**What this task involves**
Look through the records below and collect all lines that hold the string "description".

Recorded data
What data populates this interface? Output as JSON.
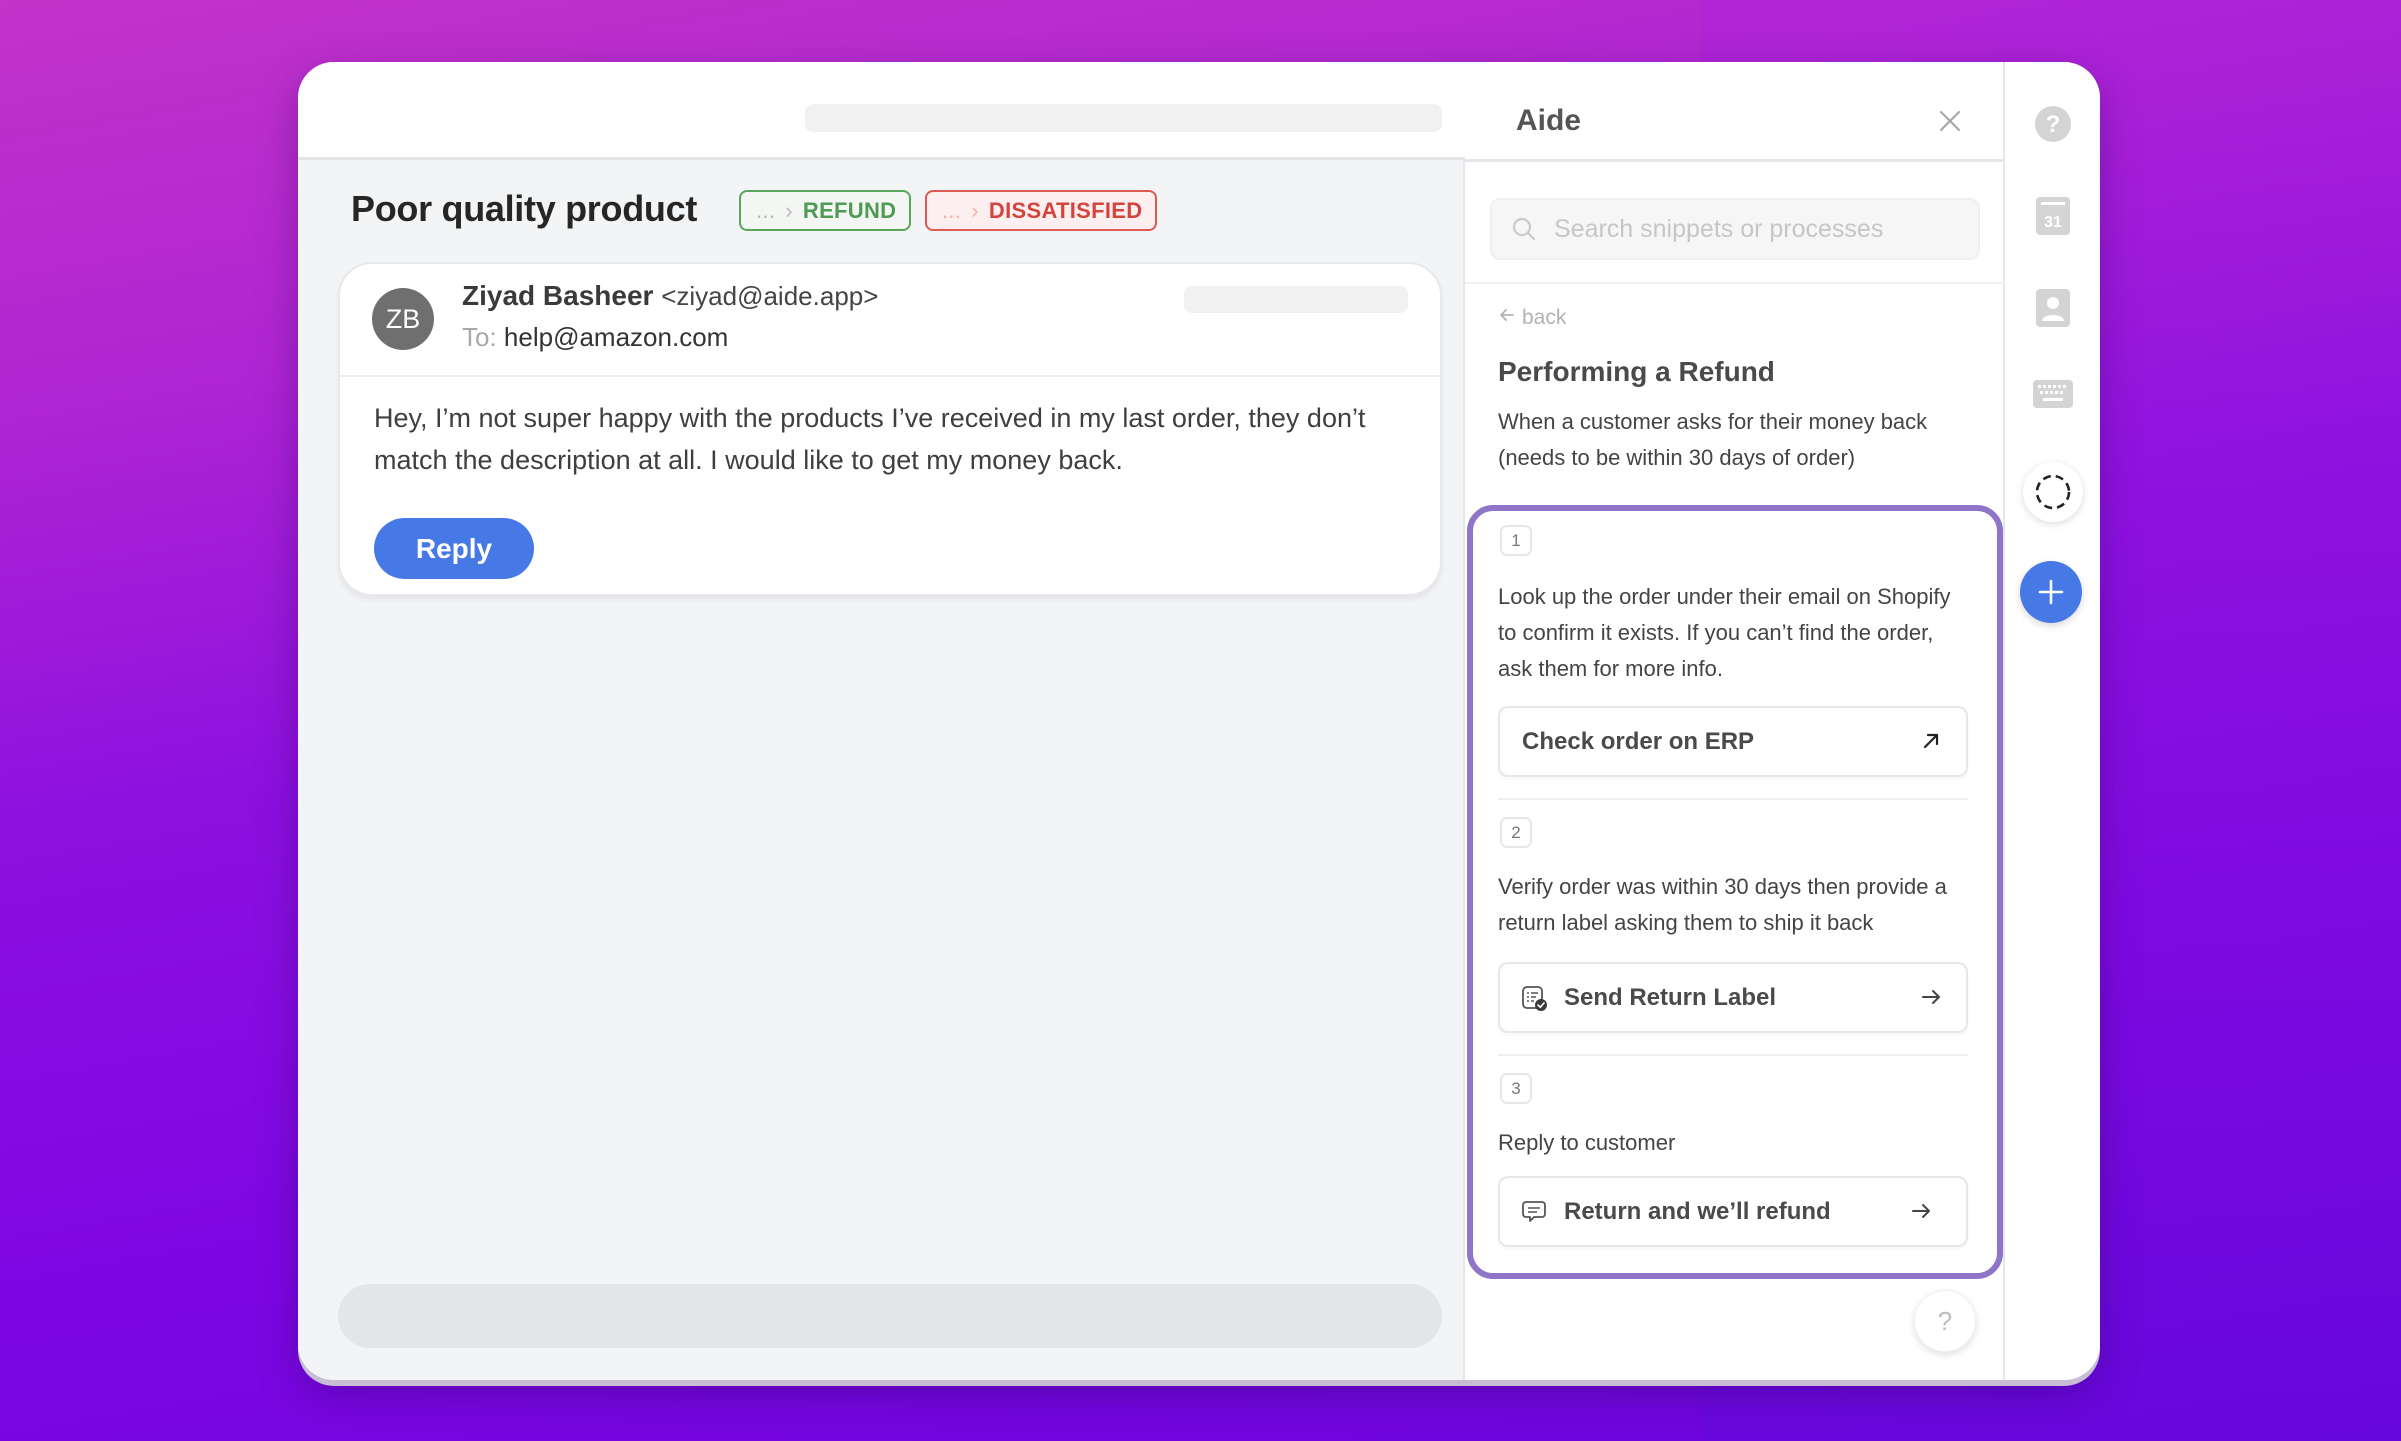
{
  "main": {
    "ticket_title": "Poor quality product",
    "tags": [
      {
        "crumb": "...",
        "label": "REFUND",
        "color": "#4f9a54"
      },
      {
        "crumb": "...",
        "label": "DISSATISFIED",
        "color": "#d3443d"
      }
    ],
    "email": {
      "avatar_initials": "ZB",
      "sender_name": "Ziyad Basheer",
      "sender_email": "<ziyad@aide.app>",
      "to_label": "To:",
      "to_address": "help@amazon.com",
      "body": "Hey, I’m not super happy with the products I’ve received  in my last order, they don’t match the description at all. I would like to get my money back.",
      "reply_label": "Reply"
    }
  },
  "aide": {
    "title": "Aide",
    "search_placeholder": "Search snippets or processes",
    "back_label": "back",
    "process": {
      "title": "Performing a Refund",
      "description": "When a customer asks for their money back (needs to be within 30 days of order)",
      "steps": [
        {
          "number": "1",
          "text": "Look up the order under their email on Shopify to confirm it exists. If you can’t find the order, ask them for more info.",
          "action_label": "Check order on ERP",
          "action_icon": "external-link-icon"
        },
        {
          "number": "2",
          "text": "Verify order was within 30 days then provide a return label asking them to ship it back",
          "action_label": "Send Return Label",
          "action_icon": "checklist-icon"
        },
        {
          "number": "3",
          "text": "Reply to customer",
          "action_label": "Return and we’ll refund",
          "action_icon": "message-icon"
        }
      ]
    },
    "help_label": "?"
  },
  "rail": {
    "items": [
      "help-icon",
      "calendar-icon",
      "contact-icon",
      "keyboard-icon",
      "loading-circle-icon",
      "add-icon"
    ],
    "calendar_day": "31",
    "accent": "#4779e6"
  },
  "colors": {
    "accent_blue": "#4779e6",
    "highlight_purple": "#8f75c8"
  }
}
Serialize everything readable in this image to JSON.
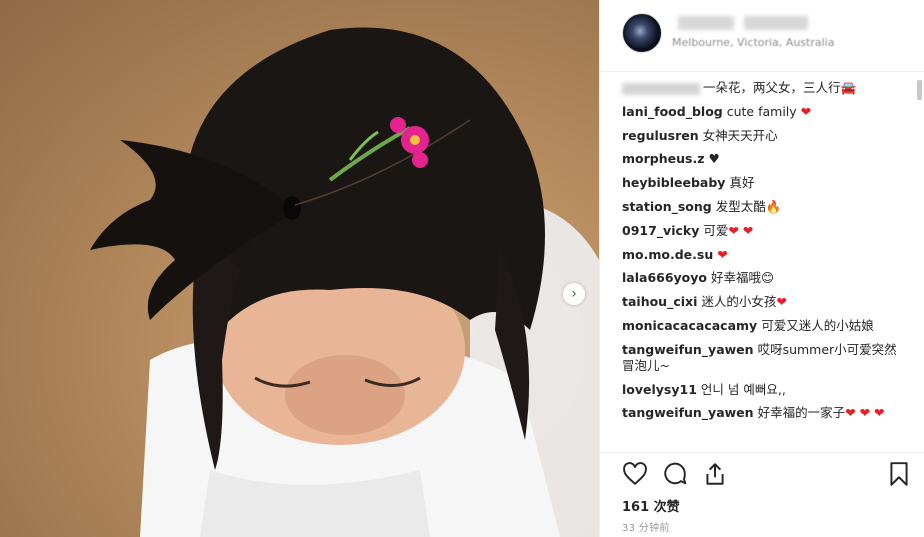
{
  "post": {
    "location": "Melbourne, Victoria, Australia",
    "caption_text": "一朵花，两父女，三人行🚘",
    "next_label": "›",
    "likes": "161 次赞",
    "time_ago": "33 分钟前"
  },
  "comments": [
    {
      "user": "lani_food_blog",
      "text": "cute family ",
      "heart": "❤"
    },
    {
      "user": "regulusren",
      "text": "女神天天开心",
      "heart": ""
    },
    {
      "user": "morpheus.z",
      "text": "♥",
      "heart": ""
    },
    {
      "user": "heybibleebaby",
      "text": "真好",
      "heart": ""
    },
    {
      "user": "station_song",
      "text": "发型太酷🔥",
      "heart": ""
    },
    {
      "user": "0917_vicky",
      "text": "可爱",
      "heart": "❤ ❤"
    },
    {
      "user": "mo.mo.de.su",
      "text": "",
      "heart": "❤"
    },
    {
      "user": "lala666yoyo",
      "text": "好幸福哦😊",
      "heart": ""
    },
    {
      "user": "taihou_cixi",
      "text": "迷人的小女孩",
      "heart": "❤"
    },
    {
      "user": "monicacacacacamy",
      "text": "可爱又迷人的小姑娘",
      "heart": ""
    },
    {
      "user": "tangweifun_yawen",
      "text": "哎呀summer小可爱突然冒泡儿~",
      "heart": ""
    },
    {
      "user": "lovelysy11",
      "text": "언니 넘 예뻐요,,",
      "heart": ""
    },
    {
      "user": "tangweifun_yawen",
      "text": "好幸福的一家子",
      "heart": "❤ ❤ ❤"
    }
  ],
  "icons": {
    "like": "heart-outline-icon",
    "comment": "speech-bubble-icon",
    "share": "share-upload-icon",
    "save": "bookmark-icon"
  },
  "colors": {
    "heart_red": "#ed1c24",
    "text_primary": "#262626",
    "text_secondary": "#8e8e8e"
  }
}
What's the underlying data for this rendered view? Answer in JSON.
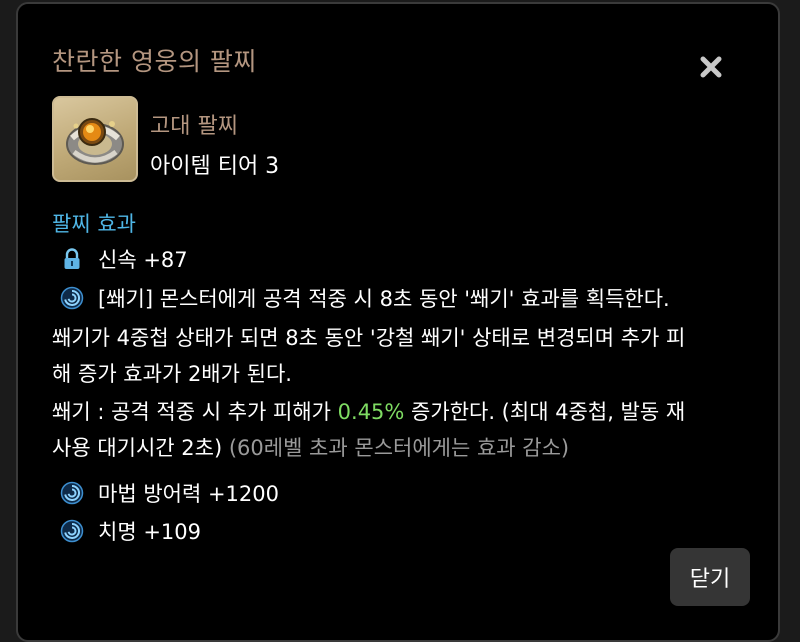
{
  "dialog": {
    "title": "찬란한 영웅의 팔찌",
    "close_icon": "close-x-icon"
  },
  "item": {
    "image_icon": "bracelet-icon",
    "grade": "고대 팔찌",
    "tier": "아이템 티어 3"
  },
  "effects": {
    "section_title": "팔찌 효과",
    "swiftness": {
      "icon": "lock-icon",
      "text": "신속 +87"
    },
    "swaegi_line1_icon": "swirl-icon",
    "swaegi_line1": "[쐐기] 몬스터에게 공격 적중 시 8초 동안 '쐐기' 효과를 획득한다.",
    "swaegi_line2": "쐐기가 4중첩 상태가 되면 8초 동안 '강철 쐐기' 상태로 변경되며 추가 피",
    "swaegi_line3": "해 증가 효과가 2배가 된다.",
    "swaegi_line4_pre": "쐐기 : 공격 적중 시 추가 피해가 ",
    "swaegi_line4_value": "0.45%",
    "swaegi_line4_post": " 증가한다. (최대 4중첩, 발동 재",
    "swaegi_line5_pre": "사용 대기시간 2초) ",
    "swaegi_line5_note": "(60레벨 초과 몬스터에게는 효과 감소)",
    "magic_defense": {
      "icon": "swirl-icon",
      "text": "마법 방어력 +1200"
    },
    "crit": {
      "icon": "swirl-icon",
      "text": "치명 +109"
    }
  },
  "footer": {
    "close_label": "닫기"
  },
  "colors": {
    "title": "#b49680",
    "section": "#4fb6e6",
    "highlight_green": "#7fdc63",
    "note_gray": "#9a9a9a",
    "button_bg": "#353535"
  }
}
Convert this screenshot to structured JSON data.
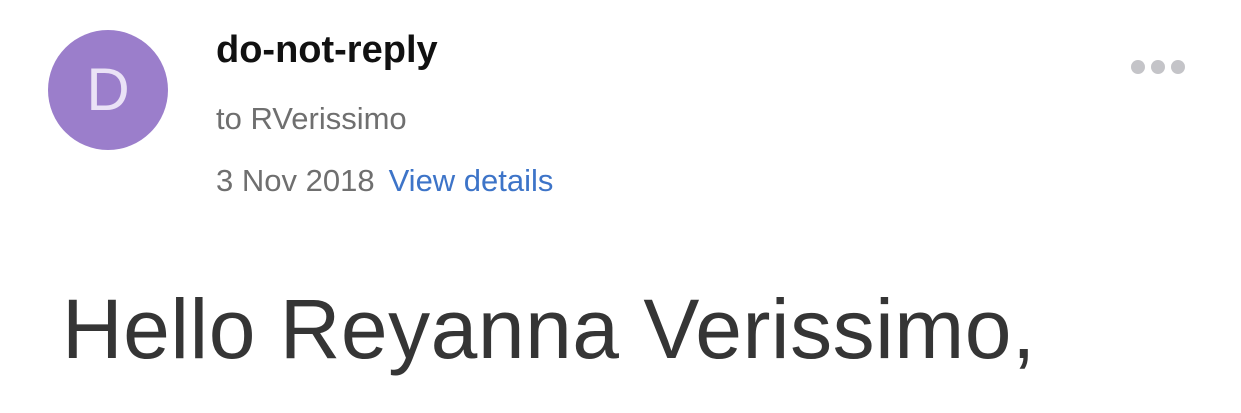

**Exercise result**
      "body": "Hey, I’m not super happy with the products I’ve received  in my last order, they don’t match the description at all. I would like to get my money back.",
      "description": "When a customer asks for their money back (needs to be within 30 days of order)",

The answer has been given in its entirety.